··· Supplied records ···

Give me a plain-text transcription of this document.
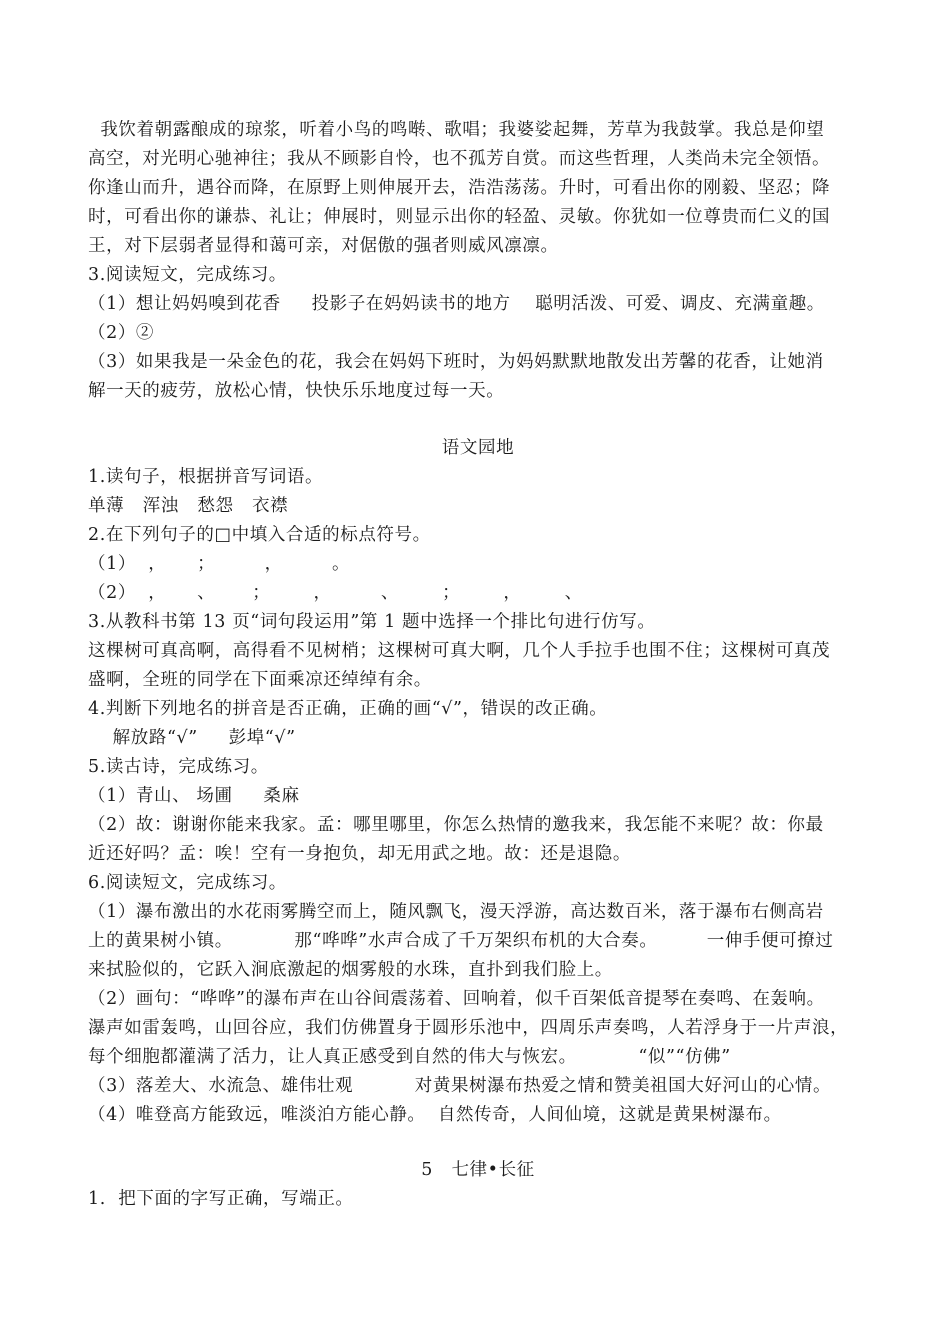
我饮着朝露酿成的琼浆，听着小鸟的鸣啭、歌唱；我婆娑起舞，芳草为我鼓掌。我总是仰望
高空，对光明心驰神往；我从不顾影自怜，也不孤芳自赏。而这些哲理，人类尚未完全领悟。
你逢山而升，遇谷而降，在原野上则伸展开去，浩浩荡荡。升时，可看出你的刚毅、坚忍；降
时，可看出你的谦恭、礼让；伸展时，则显示出你的轻盈、灵敏。你犹如一位尊贵而仁义的国
王，对下层弱者显得和蔼可亲，对倨傲的强者则威风凛凛。
3.阅读短文，完成练习。
（1）想让妈妈嗅到花香     投影子在妈妈读书的地方    聪明活泼、可爱、调皮、充满童趣。
（2）②
（3）如果我是一朵金色的花，我会在妈妈下班时，为妈妈默默地散发出芳馨的花香，让她消
解一天的疲劳，放松心情，快快乐乐地度过每一天。
语文园地
1.读句子，根据拼音写词语。
单薄   浑浊   愁怨   衣襟
2.在下列句子的□中填入合适的标点符号。
（1）  ，     ；        ，        。
（2）  ，     、      ；       ，        、       ；       ，       、
3.从教科书第 13 页“词句段运用”第 1 题中选择一个排比句进行仿写。
这棵树可真高啊，高得看不见树梢；这棵树可真大啊，几个人手拉手也围不住；这棵树可真茂
盛啊，全班的同学在下面乘凉还绰绰有余。
4.判断下列地名的拼音是否正确，正确的画“√”，错误的改正确。
解放路“√”     彭埠“√”
5.读古诗，完成练习。
（1）青山、 场圃     桑麻
（2）故：谢谢你能来我家。孟：哪里哪里，你怎么热情的邀我来，我怎能不来呢？故：你最
近还好吗？孟：唉！空有一身抱负，却无用武之地。故：还是退隐。
6.阅读短文，完成练习。
（1）瀑布激出的水花雨雾腾空而上，随风飘飞，漫天浮游，高达数百米，落于瀑布右侧高岩
上的黄果树小镇。          那“哗哗”水声合成了千万架织布机的大合奏。        一伸手便可撩过
来拭脸似的，它跃入涧底激起的烟雾般的水珠，直扑到我们脸上。
（2）画句：“哗哗”的瀑布声在山谷间震荡着、回响着，似千百架低音提琴在奏鸣、在轰响。
瀑声如雷轰鸣，山回谷应，我们仿佛置身于圆形乐池中，四周乐声奏鸣，人若浮身于一片声浪，
每个细胞都灌满了活力，让人真正感受到自然的伟大与恢宏。          “似”“仿佛”
（3）落差大、水流急、雄伟壮观          对黄果树瀑布热爱之情和赞美祖国大好河山的心情。
（4）唯登高方能致远，唯淡泊方能心静。  自然传奇，人间仙境，这就是黄果树瀑布。
5   七律•长征
1.  把下面的字写正确，写端正。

···

__Your task__: Pictures stay out of the copy; please restate every record above exactly.

__Correct answer__:
Give me a plain-text transcription of this document.
我饮着朝露酿成的琼浆，听着小鸟的鸣啭、歌唱；我婆娑起舞，芳草为我鼓掌。我总是仰望
高空，对光明心驰神往；我从不顾影自怜，也不孤芳自赏。而这些哲理，人类尚未完全领悟。
你逢山而升，遇谷而降，在原野上则伸展开去，浩浩荡荡。升时，可看出你的刚毅、坚忍；降
时，可看出你的谦恭、礼让；伸展时，则显示出你的轻盈、灵敏。你犹如一位尊贵而仁义的国
王，对下层弱者显得和蔼可亲，对倨傲的强者则威风凛凛。
3.阅读短文，完成练习。
（1）想让妈妈嗅到花香     投影子在妈妈读书的地方    聪明活泼、可爱、调皮、充满童趣。
（2）②
（3）如果我是一朵金色的花，我会在妈妈下班时，为妈妈默默地散发出芳馨的花香，让她消
解一天的疲劳，放松心情，快快乐乐地度过每一天。
语文园地
1.读句子，根据拼音写词语。
单薄   浑浊   愁怨   衣襟
2.在下列句子的□中填入合适的标点符号。
（1）  ，     ；        ，        。
（2）  ，     、      ；       ，        、       ；       ，       、
3.从教科书第 13 页“词句段运用”第 1 题中选择一个排比句进行仿写。
这棵树可真高啊，高得看不见树梢；这棵树可真大啊，几个人手拉手也围不住；这棵树可真茂
盛啊，全班的同学在下面乘凉还绰绰有余。
4.判断下列地名的拼音是否正确，正确的画“√”，错误的改正确。
解放路“√”     彭埠“√”
5.读古诗，完成练习。
（1）青山、 场圃     桑麻
（2）故：谢谢你能来我家。孟：哪里哪里，你怎么热情的邀我来，我怎能不来呢？故：你最
近还好吗？孟：唉！空有一身抱负，却无用武之地。故：还是退隐。
6.阅读短文，完成练习。
（1）瀑布激出的水花雨雾腾空而上，随风飘飞，漫天浮游，高达数百米，落于瀑布右侧高岩
上的黄果树小镇。          那“哗哗”水声合成了千万架织布机的大合奏。        一伸手便可撩过
来拭脸似的，它跃入涧底激起的烟雾般的水珠，直扑到我们脸上。
（2）画句：“哗哗”的瀑布声在山谷间震荡着、回响着，似千百架低音提琴在奏鸣、在轰响。
瀑声如雷轰鸣，山回谷应，我们仿佛置身于圆形乐池中，四周乐声奏鸣，人若浮身于一片声浪，
每个细胞都灌满了活力，让人真正感受到自然的伟大与恢宏。          “似”“仿佛”
（3）落差大、水流急、雄伟壮观          对黄果树瀑布热爱之情和赞美祖国大好河山的心情。
（4）唯登高方能致远，唯淡泊方能心静。  自然传奇，人间仙境，这就是黄果树瀑布。
5   七律•长征
1.  把下面的字写正确，写端正。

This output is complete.